▶ _Problem requirements_:
Copy the records below without any change, starting at the line that contains "347, 239, 500]" and ending after the line that contains "299, 147, 500]".

▶ _Entries provided_:
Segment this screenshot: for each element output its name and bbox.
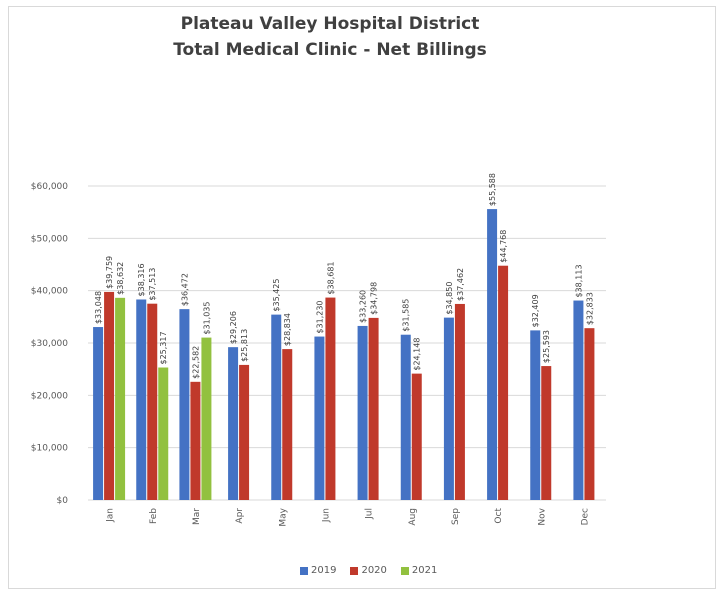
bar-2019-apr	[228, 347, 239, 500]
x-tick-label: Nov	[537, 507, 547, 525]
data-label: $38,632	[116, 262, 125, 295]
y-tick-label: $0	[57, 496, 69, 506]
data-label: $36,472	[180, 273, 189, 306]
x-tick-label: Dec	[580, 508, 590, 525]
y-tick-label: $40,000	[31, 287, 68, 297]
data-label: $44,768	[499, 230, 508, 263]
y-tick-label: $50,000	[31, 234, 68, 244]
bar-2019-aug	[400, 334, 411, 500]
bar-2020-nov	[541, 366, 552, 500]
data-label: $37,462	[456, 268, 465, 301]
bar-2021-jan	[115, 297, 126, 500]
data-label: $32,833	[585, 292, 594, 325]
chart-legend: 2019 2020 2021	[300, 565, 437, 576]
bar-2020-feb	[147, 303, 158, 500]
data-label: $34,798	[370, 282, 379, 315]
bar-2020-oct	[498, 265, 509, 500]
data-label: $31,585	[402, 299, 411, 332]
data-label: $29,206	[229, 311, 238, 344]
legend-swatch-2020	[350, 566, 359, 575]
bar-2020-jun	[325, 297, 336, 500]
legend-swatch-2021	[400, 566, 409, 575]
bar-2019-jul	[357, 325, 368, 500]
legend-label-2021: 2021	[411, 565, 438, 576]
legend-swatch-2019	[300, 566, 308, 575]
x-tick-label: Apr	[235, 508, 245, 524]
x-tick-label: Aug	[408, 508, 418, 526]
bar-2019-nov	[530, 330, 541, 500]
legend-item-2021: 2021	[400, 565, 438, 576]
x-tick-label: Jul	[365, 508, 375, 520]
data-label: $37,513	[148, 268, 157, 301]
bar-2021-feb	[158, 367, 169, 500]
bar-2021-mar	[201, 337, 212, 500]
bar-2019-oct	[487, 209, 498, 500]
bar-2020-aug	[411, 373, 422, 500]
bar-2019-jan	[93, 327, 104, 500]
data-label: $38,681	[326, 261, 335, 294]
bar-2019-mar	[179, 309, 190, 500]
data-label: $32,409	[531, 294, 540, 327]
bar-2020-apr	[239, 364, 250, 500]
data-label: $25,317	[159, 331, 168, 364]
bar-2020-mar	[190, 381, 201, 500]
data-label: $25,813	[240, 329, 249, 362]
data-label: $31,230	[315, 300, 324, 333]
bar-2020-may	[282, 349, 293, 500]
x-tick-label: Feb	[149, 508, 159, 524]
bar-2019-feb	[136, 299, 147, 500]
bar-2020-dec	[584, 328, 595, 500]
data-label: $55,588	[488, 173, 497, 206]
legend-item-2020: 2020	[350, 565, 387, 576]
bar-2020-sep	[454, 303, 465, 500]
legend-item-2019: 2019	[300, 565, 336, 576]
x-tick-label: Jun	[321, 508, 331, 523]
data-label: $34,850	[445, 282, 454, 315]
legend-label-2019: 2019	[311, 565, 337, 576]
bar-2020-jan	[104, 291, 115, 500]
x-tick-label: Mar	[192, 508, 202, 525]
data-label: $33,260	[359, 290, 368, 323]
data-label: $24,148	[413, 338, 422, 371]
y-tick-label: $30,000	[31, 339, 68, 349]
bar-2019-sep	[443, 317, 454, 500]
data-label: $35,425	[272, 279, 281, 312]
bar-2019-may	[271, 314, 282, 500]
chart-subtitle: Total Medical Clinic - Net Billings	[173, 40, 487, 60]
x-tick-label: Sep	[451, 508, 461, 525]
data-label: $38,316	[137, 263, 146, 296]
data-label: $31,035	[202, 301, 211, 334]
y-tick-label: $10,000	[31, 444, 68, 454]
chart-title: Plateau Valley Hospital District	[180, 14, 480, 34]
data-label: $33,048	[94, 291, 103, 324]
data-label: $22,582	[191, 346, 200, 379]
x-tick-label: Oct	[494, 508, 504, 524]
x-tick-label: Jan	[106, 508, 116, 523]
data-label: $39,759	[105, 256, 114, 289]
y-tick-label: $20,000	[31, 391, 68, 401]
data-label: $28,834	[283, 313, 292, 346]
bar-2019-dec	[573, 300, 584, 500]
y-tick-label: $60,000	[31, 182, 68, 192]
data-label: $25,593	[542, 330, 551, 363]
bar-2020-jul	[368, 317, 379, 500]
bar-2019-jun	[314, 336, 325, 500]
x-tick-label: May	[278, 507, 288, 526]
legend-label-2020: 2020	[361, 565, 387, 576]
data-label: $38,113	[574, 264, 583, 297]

▶ _The solution_:
bar-2019-apr	[228, 347, 239, 500]
x-tick-label: Nov	[537, 507, 547, 525]
data-label: $38,632	[116, 262, 125, 295]
y-tick-label: $0	[57, 496, 69, 506]
data-label: $36,472	[180, 273, 189, 306]
x-tick-label: Dec	[580, 508, 590, 525]
y-tick-label: $40,000	[31, 287, 68, 297]
data-label: $44,768	[499, 230, 508, 263]
y-tick-label: $50,000	[31, 234, 68, 244]
bar-2019-aug	[400, 334, 411, 500]
bar-2020-nov	[541, 366, 552, 500]
data-label: $37,462	[456, 268, 465, 301]
bar-2021-jan	[115, 297, 126, 500]
data-label: $32,833	[585, 292, 594, 325]
chart-legend: 2019 2020 2021	[300, 565, 437, 576]
bar-2020-feb	[147, 303, 158, 500]
data-label: $34,798	[370, 282, 379, 315]
bar-2020-oct	[498, 265, 509, 500]
data-label: $31,585	[402, 299, 411, 332]
data-label: $29,206	[229, 311, 238, 344]
legend-swatch-2020	[350, 566, 359, 575]
bar-2020-jun	[325, 297, 336, 500]
legend-swatch-2021	[400, 566, 409, 575]
bar-2019-jul	[357, 325, 368, 500]
legend-label-2021: 2021	[411, 565, 438, 576]
legend-swatch-2019	[300, 566, 308, 575]
x-tick-label: Apr	[235, 508, 245, 524]
x-tick-label: Aug	[408, 508, 418, 526]
bar-2019-nov	[530, 330, 541, 500]
legend-item-2021: 2021	[400, 565, 438, 576]
x-tick-label: Jul	[365, 508, 375, 520]
data-label: $37,513	[148, 268, 157, 301]
bar-2021-feb	[158, 367, 169, 500]
bar-2021-mar	[201, 337, 212, 500]
bar-2019-oct	[487, 209, 498, 500]
bar-2020-aug	[411, 373, 422, 500]
bar-2019-jan	[93, 327, 104, 500]
data-label: $38,681	[326, 261, 335, 294]
bar-2019-mar	[179, 309, 190, 500]
data-label: $32,409	[531, 294, 540, 327]
bar-2020-apr	[239, 364, 250, 500]
data-label: $25,317	[159, 331, 168, 364]
bar-2020-mar	[190, 381, 201, 500]
data-label: $25,813	[240, 329, 249, 362]
data-label: $31,230	[315, 300, 324, 333]
bar-2020-may	[282, 349, 293, 500]
x-tick-label: Feb	[149, 508, 159, 524]
bar-2019-feb	[136, 299, 147, 500]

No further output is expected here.